Copy the listing verbatim, excluding any images found in it.

_DATA TO PROCESS_
────────────────────────────────────────

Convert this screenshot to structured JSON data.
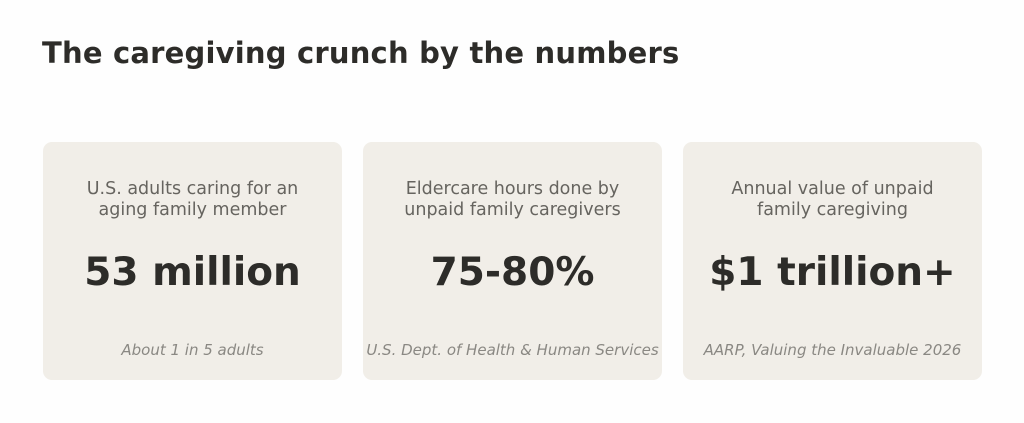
{
  "title": "The caregiving crunch by the numbers",
  "cards": [
    {
      "label_line1": "U.S. adults caring for an",
      "label_line2": "aging family member",
      "value": "53 million",
      "note": "About 1 in 5 adults"
    },
    {
      "label_line1": "Eldercare hours done by",
      "label_line2": "unpaid family caregivers",
      "value": "75-80%",
      "note": "U.S. Dept. of Health & Human Services"
    },
    {
      "label_line1": "Annual value of unpaid",
      "label_line2": "family caregiving",
      "value": "$1 trillion+",
      "note": "AARP, Valuing the Invaluable 2026"
    }
  ],
  "colors": {
    "background": "#fefefe",
    "card_background": "#f1eee8",
    "title_text": "#2d2c29",
    "label_text": "#66645f",
    "note_text": "#8a8883"
  }
}
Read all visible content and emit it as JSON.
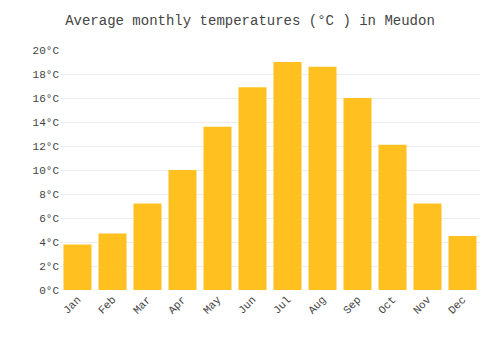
{
  "chart_data": {
    "type": "bar",
    "title": "Average monthly temperatures (°C ) in Meudon",
    "categories": [
      "Jan",
      "Feb",
      "Mar",
      "Apr",
      "May",
      "Jun",
      "Jul",
      "Aug",
      "Sep",
      "Oct",
      "Nov",
      "Dec"
    ],
    "values": [
      3.8,
      4.7,
      7.2,
      10.0,
      13.6,
      16.9,
      19.0,
      18.6,
      16.0,
      12.1,
      7.2,
      4.5
    ],
    "color": "#FFC020",
    "ylim": [
      0,
      20
    ],
    "yticks": [
      {
        "value": 0,
        "label": "0°C"
      },
      {
        "value": 2,
        "label": "2°C"
      },
      {
        "value": 4,
        "label": "4°C"
      },
      {
        "value": 6,
        "label": "6°C"
      },
      {
        "value": 8,
        "label": "8°C"
      },
      {
        "value": 10,
        "label": "10°C"
      },
      {
        "value": 12,
        "label": "12°C"
      },
      {
        "value": 14,
        "label": "14°C"
      },
      {
        "value": 16,
        "label": "16°C"
      },
      {
        "value": 18,
        "label": "18°C"
      },
      {
        "value": 20,
        "label": "20°C"
      }
    ],
    "grid": true
  }
}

────────────────────────────────────────

_TASK OUTPUT_
Convert this screenshot to structured JSON data.
{
  "title": "The caregiving crunch by the numbers",
  "cards": [
    {
      "label_line1": "U.S. adults caring for an",
      "label_line2": "aging family member",
      "value": "53 million",
      "note": "About 1 in 5 adults"
    },
    {
      "label_line1": "Eldercare hours done by",
      "label_line2": "unpaid family caregivers",
      "value": "75-80%",
      "note": "U.S. Dept. of Health & Human Services"
    },
    {
      "label_line1": "Annual value of unpaid",
      "label_line2": "family caregiving",
      "value": "$1 trillion+",
      "note": "AARP, Valuing the Invaluable 2026"
    }
  ],
  "colors": {
    "background": "#fefefe",
    "card_background": "#f1eee8",
    "title_text": "#2d2c29",
    "label_text": "#66645f",
    "note_text": "#8a8883"
  }
}
Read all visible content and emit it as JSON.
{
  "chart_data": {
    "type": "bar",
    "title": "Average monthly temperatures (°C ) in Meudon",
    "categories": [
      "Jan",
      "Feb",
      "Mar",
      "Apr",
      "May",
      "Jun",
      "Jul",
      "Aug",
      "Sep",
      "Oct",
      "Nov",
      "Dec"
    ],
    "values": [
      3.8,
      4.7,
      7.2,
      10.0,
      13.6,
      16.9,
      19.0,
      18.6,
      16.0,
      12.1,
      7.2,
      4.5
    ],
    "color": "#FFC020",
    "ylim": [
      0,
      20
    ],
    "yticks": [
      {
        "value": 0,
        "label": "0°C"
      },
      {
        "value": 2,
        "label": "2°C"
      },
      {
        "value": 4,
        "label": "4°C"
      },
      {
        "value": 6,
        "label": "6°C"
      },
      {
        "value": 8,
        "label": "8°C"
      },
      {
        "value": 10,
        "label": "10°C"
      },
      {
        "value": 12,
        "label": "12°C"
      },
      {
        "value": 14,
        "label": "14°C"
      },
      {
        "value": 16,
        "label": "16°C"
      },
      {
        "value": 18,
        "label": "18°C"
      },
      {
        "value": 20,
        "label": "20°C"
      }
    ],
    "grid": true
  }
}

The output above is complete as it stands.